From the listing below, count the lines where the string "text" occurs. Give the number, with no other words.

——————

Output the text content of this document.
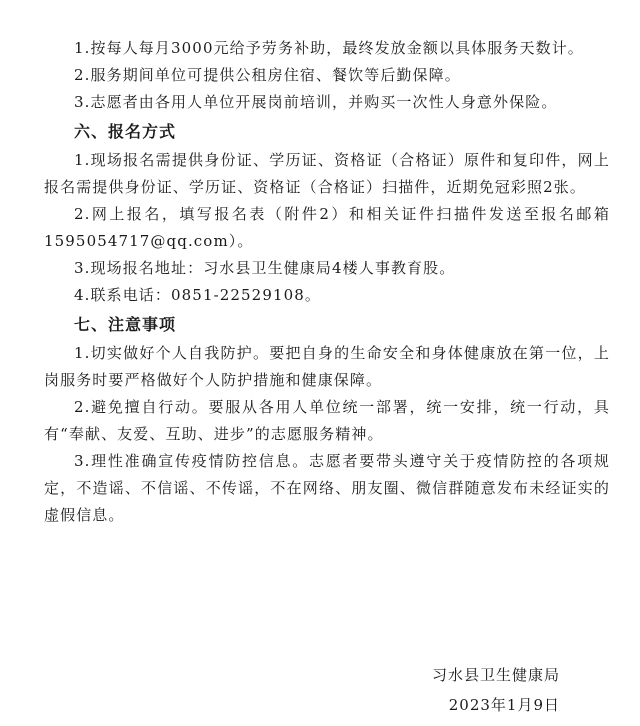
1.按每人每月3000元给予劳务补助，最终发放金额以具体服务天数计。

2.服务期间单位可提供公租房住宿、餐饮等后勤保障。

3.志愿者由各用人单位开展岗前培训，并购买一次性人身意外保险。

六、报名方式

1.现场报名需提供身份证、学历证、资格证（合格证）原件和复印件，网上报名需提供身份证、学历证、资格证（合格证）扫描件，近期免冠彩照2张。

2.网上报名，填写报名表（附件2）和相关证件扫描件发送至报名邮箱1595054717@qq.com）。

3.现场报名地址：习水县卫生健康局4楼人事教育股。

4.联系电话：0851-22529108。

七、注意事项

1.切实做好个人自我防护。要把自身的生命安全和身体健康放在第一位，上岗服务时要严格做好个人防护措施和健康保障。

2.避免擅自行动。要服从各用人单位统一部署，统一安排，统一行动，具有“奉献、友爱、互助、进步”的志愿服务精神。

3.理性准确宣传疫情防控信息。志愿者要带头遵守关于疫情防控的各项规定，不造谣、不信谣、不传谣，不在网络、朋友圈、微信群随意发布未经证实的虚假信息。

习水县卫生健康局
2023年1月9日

——————

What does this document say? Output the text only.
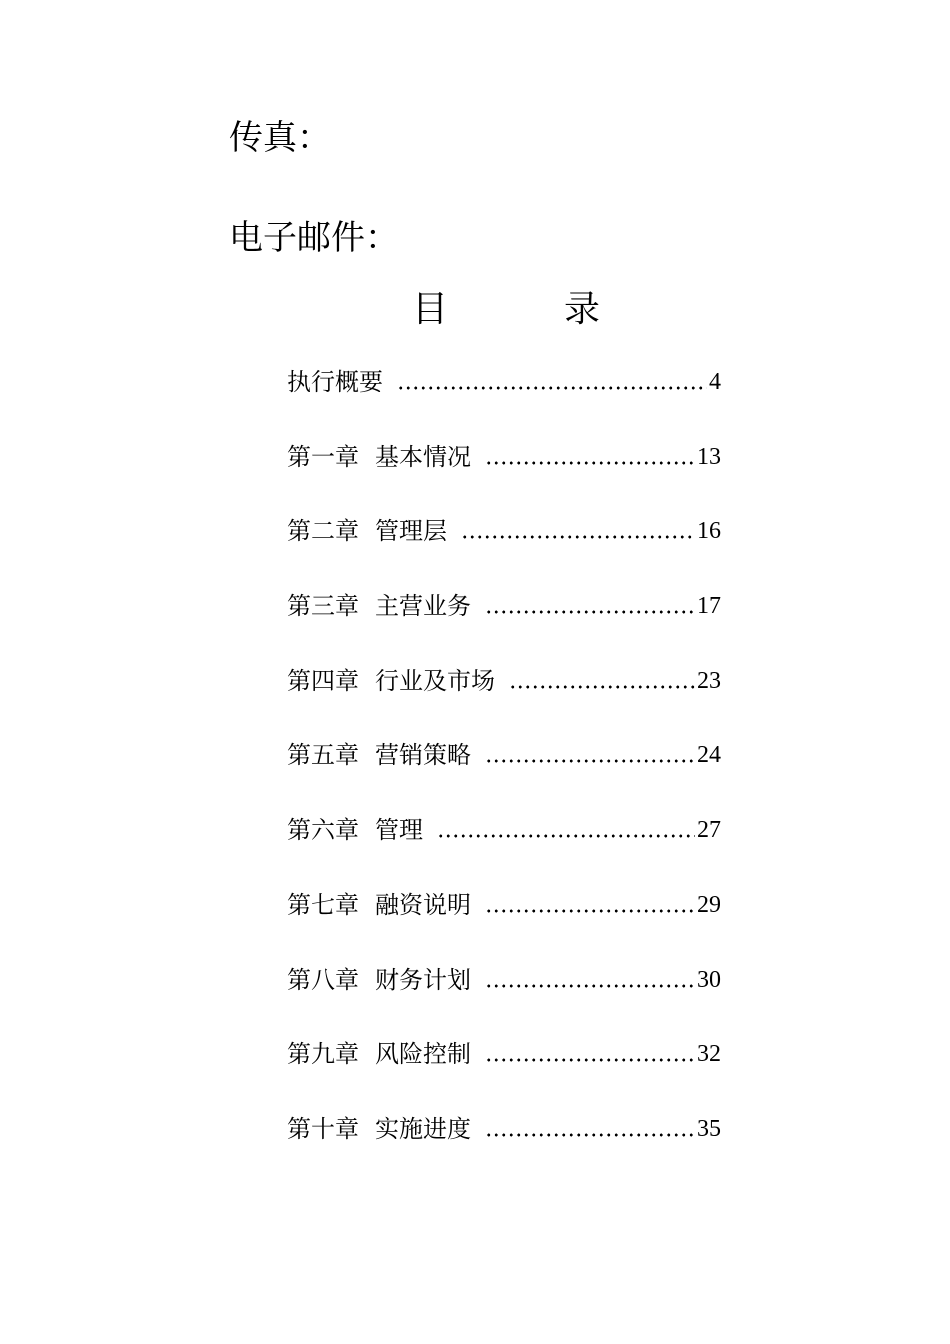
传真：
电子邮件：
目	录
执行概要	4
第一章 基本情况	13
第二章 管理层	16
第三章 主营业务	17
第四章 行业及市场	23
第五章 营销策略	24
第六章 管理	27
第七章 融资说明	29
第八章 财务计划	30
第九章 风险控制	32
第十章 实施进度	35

——————

RESULT OF THE EXERCISE =>
2